• _Raw data_:
--*--

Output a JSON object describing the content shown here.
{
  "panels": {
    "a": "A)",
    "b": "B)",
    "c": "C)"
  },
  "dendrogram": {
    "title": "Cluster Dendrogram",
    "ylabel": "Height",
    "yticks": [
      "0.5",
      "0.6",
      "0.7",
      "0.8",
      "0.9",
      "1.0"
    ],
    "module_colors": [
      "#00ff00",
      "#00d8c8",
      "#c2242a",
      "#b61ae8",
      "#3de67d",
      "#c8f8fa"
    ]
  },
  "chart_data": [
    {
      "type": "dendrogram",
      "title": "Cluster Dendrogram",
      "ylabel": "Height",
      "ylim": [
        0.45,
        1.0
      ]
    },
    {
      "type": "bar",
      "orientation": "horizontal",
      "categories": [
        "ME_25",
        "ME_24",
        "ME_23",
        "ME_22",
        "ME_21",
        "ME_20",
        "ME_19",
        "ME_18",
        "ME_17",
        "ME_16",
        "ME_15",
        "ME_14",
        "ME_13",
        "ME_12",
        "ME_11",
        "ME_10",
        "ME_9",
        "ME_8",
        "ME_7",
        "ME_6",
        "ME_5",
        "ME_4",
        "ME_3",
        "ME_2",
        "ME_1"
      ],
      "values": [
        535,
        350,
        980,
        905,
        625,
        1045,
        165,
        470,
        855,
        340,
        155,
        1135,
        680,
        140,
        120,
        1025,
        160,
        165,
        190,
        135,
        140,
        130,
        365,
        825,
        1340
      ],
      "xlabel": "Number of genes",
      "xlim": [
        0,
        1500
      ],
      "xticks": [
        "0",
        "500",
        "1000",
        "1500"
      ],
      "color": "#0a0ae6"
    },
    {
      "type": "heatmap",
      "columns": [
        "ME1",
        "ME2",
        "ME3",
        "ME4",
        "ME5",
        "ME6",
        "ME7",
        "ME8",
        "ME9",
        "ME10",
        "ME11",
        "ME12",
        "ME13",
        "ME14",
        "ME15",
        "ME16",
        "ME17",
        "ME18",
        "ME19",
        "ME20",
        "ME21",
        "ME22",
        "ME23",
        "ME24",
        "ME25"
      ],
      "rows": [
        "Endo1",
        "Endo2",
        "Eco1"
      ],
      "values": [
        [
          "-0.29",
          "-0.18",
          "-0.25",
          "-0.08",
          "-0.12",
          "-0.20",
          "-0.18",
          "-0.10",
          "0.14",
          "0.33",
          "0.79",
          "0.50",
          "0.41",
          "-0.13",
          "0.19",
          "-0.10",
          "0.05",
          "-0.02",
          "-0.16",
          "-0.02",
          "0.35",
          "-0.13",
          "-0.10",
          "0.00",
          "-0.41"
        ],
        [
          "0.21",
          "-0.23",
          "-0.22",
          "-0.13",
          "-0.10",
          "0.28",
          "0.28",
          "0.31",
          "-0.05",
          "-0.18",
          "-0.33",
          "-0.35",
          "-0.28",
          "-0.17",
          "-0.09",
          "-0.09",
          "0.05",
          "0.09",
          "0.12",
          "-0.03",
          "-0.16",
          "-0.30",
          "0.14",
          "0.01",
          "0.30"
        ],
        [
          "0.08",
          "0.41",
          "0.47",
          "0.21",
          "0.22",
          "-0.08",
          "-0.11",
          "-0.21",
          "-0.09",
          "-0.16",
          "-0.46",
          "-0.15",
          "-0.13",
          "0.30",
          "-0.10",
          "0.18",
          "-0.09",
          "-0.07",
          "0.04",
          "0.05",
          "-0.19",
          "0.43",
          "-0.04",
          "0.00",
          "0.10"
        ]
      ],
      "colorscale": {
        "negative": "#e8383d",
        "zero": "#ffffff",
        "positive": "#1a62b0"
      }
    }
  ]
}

--*--

Without leaving anything out, quote all the data.

• _Solution for this exercise_:
Output a JSON object describing the content shown here.
{
  "panels": {
    "a": "A)",
    "b": "B)",
    "c": "C)"
  },
  "dendrogram": {
    "title": "Cluster Dendrogram",
    "ylabel": "Height",
    "yticks": [
      "0.5",
      "0.6",
      "0.7",
      "0.8",
      "0.9",
      "1.0"
    ],
    "module_colors": [
      "#00ff00",
      "#00d8c8",
      "#c2242a",
      "#b61ae8",
      "#3de67d",
      "#c8f8fa"
    ]
  },
  "chart_data": [
    {
      "type": "dendrogram",
      "title": "Cluster Dendrogram",
      "ylabel": "Height",
      "ylim": [
        0.45,
        1.0
      ]
    },
    {
      "type": "bar",
      "orientation": "horizontal",
      "categories": [
        "ME_25",
        "ME_24",
        "ME_23",
        "ME_22",
        "ME_21",
        "ME_20",
        "ME_19",
        "ME_18",
        "ME_17",
        "ME_16",
        "ME_15",
        "ME_14",
        "ME_13",
        "ME_12",
        "ME_11",
        "ME_10",
        "ME_9",
        "ME_8",
        "ME_7",
        "ME_6",
        "ME_5",
        "ME_4",
        "ME_3",
        "ME_2",
        "ME_1"
      ],
      "values": [
        535,
        350,
        980,
        905,
        625,
        1045,
        165,
        470,
        855,
        340,
        155,
        1135,
        680,
        140,
        120,
        1025,
        160,
        165,
        190,
        135,
        140,
        130,
        365,
        825,
        1340
      ],
      "xlabel": "Number of genes",
      "xlim": [
        0,
        1500
      ],
      "xticks": [
        "0",
        "500",
        "1000",
        "1500"
      ],
      "color": "#0a0ae6"
    },
    {
      "type": "heatmap",
      "columns": [
        "ME1",
        "ME2",
        "ME3",
        "ME4",
        "ME5",
        "ME6",
        "ME7",
        "ME8",
        "ME9",
        "ME10",
        "ME11",
        "ME12",
        "ME13",
        "ME14",
        "ME15",
        "ME16",
        "ME17",
        "ME18",
        "ME19",
        "ME20",
        "ME21",
        "ME22",
        "ME23",
        "ME24",
        "ME25"
      ],
      "rows": [
        "Endo1",
        "Endo2",
        "Eco1"
      ],
      "values": [
        [
          "-0.29",
          "-0.18",
          "-0.25",
          "-0.08",
          "-0.12",
          "-0.20",
          "-0.18",
          "-0.10",
          "0.14",
          "0.33",
          "0.79",
          "0.50",
          "0.41",
          "-0.13",
          "0.19",
          "-0.10",
          "0.05",
          "-0.02",
          "-0.16",
          "-0.02",
          "0.35",
          "-0.13",
          "-0.10",
          "0.00",
          "-0.41"
        ],
        [
          "0.21",
          "-0.23",
          "-0.22",
          "-0.13",
          "-0.10",
          "0.28",
          "0.28",
          "0.31",
          "-0.05",
          "-0.18",
          "-0.33",
          "-0.35",
          "-0.28",
          "-0.17",
          "-0.09",
          "-0.09",
          "0.05",
          "0.09",
          "0.12",
          "-0.03",
          "-0.16",
          "-0.30",
          "0.14",
          "0.01",
          "0.30"
        ],
        [
          "0.08",
          "0.41",
          "0.47",
          "0.21",
          "0.22",
          "-0.08",
          "-0.11",
          "-0.21",
          "-0.09",
          "-0.16",
          "-0.46",
          "-0.15",
          "-0.13",
          "0.30",
          "-0.10",
          "0.18",
          "-0.09",
          "-0.07",
          "0.04",
          "0.05",
          "-0.19",
          "0.43",
          "-0.04",
          "0.00",
          "0.10"
        ]
      ],
      "colorscale": {
        "negative": "#e8383d",
        "zero": "#ffffff",
        "positive": "#1a62b0"
      }
    }
  ]
}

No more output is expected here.